* Records provided
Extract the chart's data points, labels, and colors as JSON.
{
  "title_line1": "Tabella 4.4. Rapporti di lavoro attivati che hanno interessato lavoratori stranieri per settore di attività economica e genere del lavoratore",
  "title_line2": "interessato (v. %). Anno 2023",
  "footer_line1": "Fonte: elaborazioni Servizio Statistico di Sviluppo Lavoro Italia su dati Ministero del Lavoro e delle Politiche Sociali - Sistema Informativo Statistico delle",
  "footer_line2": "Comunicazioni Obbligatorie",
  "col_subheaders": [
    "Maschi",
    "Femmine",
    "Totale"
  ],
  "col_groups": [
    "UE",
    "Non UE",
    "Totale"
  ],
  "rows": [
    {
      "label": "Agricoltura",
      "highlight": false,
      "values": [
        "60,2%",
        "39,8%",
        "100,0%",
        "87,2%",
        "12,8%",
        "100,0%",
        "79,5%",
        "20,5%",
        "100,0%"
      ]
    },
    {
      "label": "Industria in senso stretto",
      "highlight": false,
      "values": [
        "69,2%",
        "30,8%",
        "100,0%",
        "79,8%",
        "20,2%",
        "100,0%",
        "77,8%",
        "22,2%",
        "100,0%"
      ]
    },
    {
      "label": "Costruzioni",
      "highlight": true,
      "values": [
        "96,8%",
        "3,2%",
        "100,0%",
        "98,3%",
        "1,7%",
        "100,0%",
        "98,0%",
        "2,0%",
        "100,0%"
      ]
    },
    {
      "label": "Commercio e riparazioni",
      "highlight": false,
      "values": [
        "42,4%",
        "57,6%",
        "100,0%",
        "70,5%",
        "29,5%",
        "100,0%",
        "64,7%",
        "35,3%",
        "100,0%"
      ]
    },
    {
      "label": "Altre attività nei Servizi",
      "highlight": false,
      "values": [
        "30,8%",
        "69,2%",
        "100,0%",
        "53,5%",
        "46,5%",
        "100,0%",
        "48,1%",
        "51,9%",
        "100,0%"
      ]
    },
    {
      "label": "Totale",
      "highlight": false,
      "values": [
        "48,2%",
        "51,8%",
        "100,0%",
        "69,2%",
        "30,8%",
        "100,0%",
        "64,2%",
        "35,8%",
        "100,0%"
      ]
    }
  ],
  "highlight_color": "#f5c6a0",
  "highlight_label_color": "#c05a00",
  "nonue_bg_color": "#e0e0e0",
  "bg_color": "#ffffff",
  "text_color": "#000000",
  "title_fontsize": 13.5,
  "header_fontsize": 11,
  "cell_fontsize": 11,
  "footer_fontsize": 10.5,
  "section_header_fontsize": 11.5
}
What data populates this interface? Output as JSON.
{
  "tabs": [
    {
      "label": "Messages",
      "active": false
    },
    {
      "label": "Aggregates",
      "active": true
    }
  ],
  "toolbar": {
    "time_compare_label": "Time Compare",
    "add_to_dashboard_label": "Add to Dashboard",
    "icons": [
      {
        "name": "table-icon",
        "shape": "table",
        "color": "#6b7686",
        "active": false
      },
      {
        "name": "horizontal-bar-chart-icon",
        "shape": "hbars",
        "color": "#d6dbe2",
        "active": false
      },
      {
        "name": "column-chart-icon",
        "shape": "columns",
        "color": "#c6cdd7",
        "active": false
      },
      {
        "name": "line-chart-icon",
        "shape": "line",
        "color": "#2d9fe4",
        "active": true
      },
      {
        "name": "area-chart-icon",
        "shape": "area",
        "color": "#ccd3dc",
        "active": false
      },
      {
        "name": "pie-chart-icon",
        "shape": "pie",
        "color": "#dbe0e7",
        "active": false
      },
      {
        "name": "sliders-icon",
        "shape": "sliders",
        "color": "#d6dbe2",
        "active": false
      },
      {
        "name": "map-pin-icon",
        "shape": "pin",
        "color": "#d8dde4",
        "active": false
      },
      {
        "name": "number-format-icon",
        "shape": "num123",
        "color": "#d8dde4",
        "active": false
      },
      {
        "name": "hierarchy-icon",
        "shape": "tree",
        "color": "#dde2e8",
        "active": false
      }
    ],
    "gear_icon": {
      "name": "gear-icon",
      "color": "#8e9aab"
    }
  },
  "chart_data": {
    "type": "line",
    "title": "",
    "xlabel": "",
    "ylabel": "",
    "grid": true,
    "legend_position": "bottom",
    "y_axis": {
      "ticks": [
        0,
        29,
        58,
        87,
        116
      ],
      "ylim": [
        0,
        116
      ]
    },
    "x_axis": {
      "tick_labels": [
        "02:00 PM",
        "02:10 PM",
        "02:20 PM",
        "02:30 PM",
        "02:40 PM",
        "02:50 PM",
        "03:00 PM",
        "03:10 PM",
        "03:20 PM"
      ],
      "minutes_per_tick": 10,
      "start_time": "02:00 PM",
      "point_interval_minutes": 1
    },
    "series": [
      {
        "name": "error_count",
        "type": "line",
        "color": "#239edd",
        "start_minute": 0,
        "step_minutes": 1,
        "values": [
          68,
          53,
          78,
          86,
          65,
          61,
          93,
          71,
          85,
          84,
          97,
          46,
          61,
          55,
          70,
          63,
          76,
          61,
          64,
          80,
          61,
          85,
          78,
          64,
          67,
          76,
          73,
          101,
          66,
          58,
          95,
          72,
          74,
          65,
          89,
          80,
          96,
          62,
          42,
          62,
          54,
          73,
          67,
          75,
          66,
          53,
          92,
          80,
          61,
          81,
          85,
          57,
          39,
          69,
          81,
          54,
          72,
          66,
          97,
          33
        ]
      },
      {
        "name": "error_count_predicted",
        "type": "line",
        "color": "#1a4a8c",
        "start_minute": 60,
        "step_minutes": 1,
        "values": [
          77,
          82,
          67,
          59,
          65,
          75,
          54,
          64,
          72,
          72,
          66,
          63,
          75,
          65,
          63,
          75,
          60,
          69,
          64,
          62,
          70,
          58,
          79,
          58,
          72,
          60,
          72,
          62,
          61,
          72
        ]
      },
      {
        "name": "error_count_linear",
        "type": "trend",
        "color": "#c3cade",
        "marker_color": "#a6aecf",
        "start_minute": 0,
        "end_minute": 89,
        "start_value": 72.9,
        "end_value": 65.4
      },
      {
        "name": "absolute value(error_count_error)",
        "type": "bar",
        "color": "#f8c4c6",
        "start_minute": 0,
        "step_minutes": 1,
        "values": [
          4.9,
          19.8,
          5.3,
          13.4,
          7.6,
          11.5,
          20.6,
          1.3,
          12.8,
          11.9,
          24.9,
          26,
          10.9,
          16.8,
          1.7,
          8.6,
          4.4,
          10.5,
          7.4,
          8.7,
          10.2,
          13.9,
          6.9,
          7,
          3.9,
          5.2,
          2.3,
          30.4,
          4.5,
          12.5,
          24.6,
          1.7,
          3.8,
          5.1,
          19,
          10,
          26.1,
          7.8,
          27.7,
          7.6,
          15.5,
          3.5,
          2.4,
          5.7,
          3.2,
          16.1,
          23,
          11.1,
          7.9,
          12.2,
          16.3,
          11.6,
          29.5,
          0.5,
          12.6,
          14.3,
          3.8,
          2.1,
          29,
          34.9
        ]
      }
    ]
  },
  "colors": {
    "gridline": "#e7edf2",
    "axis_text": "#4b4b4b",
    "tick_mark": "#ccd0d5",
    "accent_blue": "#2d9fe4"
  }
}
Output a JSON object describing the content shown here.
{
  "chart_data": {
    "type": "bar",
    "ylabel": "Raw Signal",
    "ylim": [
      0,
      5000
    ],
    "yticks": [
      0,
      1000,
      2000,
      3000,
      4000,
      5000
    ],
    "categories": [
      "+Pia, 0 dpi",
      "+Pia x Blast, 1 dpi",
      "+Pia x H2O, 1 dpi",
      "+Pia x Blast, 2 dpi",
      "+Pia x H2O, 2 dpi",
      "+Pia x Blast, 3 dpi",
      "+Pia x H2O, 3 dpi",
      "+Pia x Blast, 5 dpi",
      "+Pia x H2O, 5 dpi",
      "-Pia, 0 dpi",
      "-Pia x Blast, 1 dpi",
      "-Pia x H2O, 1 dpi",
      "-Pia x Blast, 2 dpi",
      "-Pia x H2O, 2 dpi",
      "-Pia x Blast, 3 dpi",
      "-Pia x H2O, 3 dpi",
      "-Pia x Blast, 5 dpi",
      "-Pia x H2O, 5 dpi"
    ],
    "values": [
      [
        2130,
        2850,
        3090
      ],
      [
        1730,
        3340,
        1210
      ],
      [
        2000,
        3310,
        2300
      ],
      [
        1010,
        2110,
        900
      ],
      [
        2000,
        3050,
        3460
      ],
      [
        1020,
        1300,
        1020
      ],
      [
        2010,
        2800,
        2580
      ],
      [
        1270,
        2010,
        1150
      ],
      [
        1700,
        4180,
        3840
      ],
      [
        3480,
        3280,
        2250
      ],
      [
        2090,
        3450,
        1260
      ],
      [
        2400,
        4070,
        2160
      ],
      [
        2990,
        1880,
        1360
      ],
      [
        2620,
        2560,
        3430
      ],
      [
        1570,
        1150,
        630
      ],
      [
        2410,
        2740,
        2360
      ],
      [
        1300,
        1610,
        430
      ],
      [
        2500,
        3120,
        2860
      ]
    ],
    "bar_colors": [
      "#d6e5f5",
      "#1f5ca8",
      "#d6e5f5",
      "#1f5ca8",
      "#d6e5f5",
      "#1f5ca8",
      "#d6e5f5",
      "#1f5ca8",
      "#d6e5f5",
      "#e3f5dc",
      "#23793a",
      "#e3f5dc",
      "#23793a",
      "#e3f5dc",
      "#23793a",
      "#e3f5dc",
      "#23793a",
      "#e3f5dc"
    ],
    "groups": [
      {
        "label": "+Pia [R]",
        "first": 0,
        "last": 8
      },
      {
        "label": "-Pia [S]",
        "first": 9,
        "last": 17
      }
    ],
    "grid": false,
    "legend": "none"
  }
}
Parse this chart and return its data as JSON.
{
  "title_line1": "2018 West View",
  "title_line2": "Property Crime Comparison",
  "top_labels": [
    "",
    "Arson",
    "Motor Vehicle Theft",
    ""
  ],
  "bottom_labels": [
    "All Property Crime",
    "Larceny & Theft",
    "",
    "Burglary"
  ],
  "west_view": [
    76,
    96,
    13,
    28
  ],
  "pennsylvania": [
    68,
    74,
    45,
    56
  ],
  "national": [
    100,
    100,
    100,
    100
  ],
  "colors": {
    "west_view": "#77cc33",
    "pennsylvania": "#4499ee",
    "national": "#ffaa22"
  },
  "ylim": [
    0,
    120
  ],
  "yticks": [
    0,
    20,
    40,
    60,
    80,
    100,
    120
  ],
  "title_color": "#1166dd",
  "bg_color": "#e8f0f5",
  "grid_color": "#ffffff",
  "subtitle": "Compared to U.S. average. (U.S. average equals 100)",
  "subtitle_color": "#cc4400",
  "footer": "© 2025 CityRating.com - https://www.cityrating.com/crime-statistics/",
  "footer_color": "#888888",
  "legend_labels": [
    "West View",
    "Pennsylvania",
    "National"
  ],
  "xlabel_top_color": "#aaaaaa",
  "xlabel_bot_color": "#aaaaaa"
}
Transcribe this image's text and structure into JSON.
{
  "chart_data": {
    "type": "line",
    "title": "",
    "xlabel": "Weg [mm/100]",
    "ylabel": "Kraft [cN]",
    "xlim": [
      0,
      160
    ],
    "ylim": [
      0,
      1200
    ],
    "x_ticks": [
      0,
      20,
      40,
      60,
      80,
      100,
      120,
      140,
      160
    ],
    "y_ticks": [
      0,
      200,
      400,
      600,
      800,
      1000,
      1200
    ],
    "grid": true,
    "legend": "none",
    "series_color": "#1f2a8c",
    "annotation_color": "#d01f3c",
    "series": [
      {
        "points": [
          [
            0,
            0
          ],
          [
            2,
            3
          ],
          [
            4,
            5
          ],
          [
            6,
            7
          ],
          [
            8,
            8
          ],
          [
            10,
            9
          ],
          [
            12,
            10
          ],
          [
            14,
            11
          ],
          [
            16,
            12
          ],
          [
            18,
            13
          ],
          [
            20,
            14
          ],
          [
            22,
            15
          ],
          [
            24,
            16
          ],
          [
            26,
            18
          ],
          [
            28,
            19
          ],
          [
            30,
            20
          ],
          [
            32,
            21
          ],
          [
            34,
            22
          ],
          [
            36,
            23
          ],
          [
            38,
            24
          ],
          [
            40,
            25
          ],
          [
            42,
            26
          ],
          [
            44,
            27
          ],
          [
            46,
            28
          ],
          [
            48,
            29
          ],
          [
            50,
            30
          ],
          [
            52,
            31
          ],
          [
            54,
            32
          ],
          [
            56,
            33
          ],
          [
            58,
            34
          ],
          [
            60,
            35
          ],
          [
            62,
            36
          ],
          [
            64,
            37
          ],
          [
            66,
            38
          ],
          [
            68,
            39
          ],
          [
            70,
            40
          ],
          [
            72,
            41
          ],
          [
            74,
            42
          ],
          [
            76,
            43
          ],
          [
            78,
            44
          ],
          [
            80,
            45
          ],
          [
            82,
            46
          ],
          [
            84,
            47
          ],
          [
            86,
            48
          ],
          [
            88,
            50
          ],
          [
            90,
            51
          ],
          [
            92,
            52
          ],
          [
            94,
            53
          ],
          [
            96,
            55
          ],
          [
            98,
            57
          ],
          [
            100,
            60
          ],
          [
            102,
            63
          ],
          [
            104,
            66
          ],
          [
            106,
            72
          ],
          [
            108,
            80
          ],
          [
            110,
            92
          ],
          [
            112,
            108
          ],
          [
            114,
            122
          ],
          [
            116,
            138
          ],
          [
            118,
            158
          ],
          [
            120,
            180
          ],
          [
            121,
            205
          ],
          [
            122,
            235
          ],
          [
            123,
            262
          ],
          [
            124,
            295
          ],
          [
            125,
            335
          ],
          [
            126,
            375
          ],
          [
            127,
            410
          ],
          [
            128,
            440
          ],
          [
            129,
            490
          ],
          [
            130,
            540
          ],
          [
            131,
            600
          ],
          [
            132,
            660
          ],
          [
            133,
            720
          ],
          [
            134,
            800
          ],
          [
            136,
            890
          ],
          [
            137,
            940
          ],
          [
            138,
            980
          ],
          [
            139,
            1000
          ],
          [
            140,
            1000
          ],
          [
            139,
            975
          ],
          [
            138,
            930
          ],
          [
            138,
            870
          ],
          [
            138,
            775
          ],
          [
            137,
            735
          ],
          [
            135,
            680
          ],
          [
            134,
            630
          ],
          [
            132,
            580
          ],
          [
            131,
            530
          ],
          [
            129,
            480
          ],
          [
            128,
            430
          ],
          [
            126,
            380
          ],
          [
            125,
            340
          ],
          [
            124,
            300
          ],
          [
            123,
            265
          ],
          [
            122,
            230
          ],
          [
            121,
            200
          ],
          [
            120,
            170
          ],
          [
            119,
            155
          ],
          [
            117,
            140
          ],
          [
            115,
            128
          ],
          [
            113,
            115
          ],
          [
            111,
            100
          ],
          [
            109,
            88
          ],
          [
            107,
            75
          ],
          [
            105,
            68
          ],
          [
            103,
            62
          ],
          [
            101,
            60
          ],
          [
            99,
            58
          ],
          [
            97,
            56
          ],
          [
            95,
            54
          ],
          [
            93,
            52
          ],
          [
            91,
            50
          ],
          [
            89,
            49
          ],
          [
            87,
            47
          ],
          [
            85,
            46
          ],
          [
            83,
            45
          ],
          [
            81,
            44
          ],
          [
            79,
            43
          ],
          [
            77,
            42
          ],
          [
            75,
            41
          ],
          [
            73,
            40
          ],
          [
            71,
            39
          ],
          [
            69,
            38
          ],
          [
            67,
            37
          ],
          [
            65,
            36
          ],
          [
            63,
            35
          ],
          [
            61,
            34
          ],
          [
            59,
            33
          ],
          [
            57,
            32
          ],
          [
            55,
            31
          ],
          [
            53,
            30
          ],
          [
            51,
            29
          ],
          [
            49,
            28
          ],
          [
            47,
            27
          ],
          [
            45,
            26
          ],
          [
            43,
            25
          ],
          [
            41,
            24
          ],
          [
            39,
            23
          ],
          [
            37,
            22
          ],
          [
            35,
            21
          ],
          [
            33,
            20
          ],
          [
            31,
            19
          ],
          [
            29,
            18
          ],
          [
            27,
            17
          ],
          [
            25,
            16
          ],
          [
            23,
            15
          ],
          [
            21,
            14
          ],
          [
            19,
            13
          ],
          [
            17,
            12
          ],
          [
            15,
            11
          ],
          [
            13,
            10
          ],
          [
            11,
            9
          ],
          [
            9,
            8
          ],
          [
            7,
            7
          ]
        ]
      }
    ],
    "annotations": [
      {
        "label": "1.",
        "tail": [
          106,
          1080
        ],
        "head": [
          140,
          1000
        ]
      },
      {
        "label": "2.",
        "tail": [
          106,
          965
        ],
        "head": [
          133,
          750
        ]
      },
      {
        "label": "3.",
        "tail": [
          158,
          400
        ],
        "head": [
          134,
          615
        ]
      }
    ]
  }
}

* Given task
Report how many lines above hold the string "aaaaaa", giving nothing but the number.

* Solution for this exercise
2